Exercise: The records below must be retyped exactly.

## Begin

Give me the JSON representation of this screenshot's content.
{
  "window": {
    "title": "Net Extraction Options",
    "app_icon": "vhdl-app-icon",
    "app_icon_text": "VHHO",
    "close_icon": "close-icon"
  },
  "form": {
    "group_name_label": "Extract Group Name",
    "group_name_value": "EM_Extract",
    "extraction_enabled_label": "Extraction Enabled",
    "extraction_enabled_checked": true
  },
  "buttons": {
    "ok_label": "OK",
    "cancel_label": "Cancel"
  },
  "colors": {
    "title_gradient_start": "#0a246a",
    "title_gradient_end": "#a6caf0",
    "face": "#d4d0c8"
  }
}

## End

Exercise solution:
Give me the JSON representation of this screenshot's content.
{
  "window": {
    "title": "Net Extraction Options",
    "app_icon": "vhdl-app-icon",
    "app_icon_text": "VHHO",
    "close_icon": "close-icon"
  },
  "form": {
    "group_name_label": "Extract Group Name",
    "group_name_value": "EM_Extract",
    "extraction_enabled_label": "Extraction Enabled",
    "extraction_enabled_checked": true
  },
  "buttons": {
    "ok_label": "OK",
    "cancel_label": "Cancel"
  },
  "colors": {
    "title_gradient_start": "#0a246a",
    "title_gradient_end": "#a6caf0",
    "face": "#d4d0c8"
  }
}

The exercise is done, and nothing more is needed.